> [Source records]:

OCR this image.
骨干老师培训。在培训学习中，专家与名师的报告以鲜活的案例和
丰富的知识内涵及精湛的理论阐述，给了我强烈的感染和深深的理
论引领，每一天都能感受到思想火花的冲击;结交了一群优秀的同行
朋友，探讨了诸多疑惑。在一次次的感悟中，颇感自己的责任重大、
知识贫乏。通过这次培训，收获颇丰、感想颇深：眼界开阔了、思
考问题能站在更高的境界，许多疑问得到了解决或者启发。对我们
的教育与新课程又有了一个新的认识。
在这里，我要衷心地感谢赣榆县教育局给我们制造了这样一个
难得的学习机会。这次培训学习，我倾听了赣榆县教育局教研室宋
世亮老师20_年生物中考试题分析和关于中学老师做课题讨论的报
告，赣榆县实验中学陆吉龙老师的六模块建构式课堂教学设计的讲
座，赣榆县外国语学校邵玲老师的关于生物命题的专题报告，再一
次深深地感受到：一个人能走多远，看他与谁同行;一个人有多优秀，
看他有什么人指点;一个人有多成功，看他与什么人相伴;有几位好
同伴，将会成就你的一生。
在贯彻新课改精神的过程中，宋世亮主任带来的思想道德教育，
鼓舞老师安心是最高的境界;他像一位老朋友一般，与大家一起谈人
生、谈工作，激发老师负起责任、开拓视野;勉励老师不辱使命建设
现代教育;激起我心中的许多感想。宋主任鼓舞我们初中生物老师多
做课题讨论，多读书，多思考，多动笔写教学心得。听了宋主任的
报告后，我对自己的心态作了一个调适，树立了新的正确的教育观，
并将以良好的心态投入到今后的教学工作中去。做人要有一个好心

> [To do]: All of the entries above need to be reproduced exactly.

> [Completed exercise]:
OCR this image.
骨干老师培训。在培训学习中，专家与名师的报告以鲜活的案例和
丰富的知识内涵及精湛的理论阐述，给了我强烈的感染和深深的理
论引领，每一天都能感受到思想火花的冲击;结交了一群优秀的同行
朋友，探讨了诸多疑惑。在一次次的感悟中，颇感自己的责任重大、
知识贫乏。通过这次培训，收获颇丰、感想颇深：眼界开阔了、思
考问题能站在更高的境界，许多疑问得到了解决或者启发。对我们
的教育与新课程又有了一个新的认识。
在这里，我要衷心地感谢赣榆县教育局给我们制造了这样一个
难得的学习机会。这次培训学习，我倾听了赣榆县教育局教研室宋
世亮老师20_年生物中考试题分析和关于中学老师做课题讨论的报
告，赣榆县实验中学陆吉龙老师的六模块建构式课堂教学设计的讲
座，赣榆县外国语学校邵玲老师的关于生物命题的专题报告，再一
次深深地感受到：一个人能走多远，看他与谁同行;一个人有多优秀，
看他有什么人指点;一个人有多成功，看他与什么人相伴;有几位好
同伴，将会成就你的一生。
在贯彻新课改精神的过程中，宋世亮主任带来的思想道德教育，
鼓舞老师安心是最高的境界;他像一位老朋友一般，与大家一起谈人
生、谈工作，激发老师负起责任、开拓视野;勉励老师不辱使命建设
现代教育;激起我心中的许多感想。宋主任鼓舞我们初中生物老师多
做课题讨论，多读书，多思考，多动笔写教学心得。听了宋主任的
报告后，我对自己的心态作了一个调适，树立了新的正确的教育观，
并将以良好的心态投入到今后的教学工作中去。做人要有一个好心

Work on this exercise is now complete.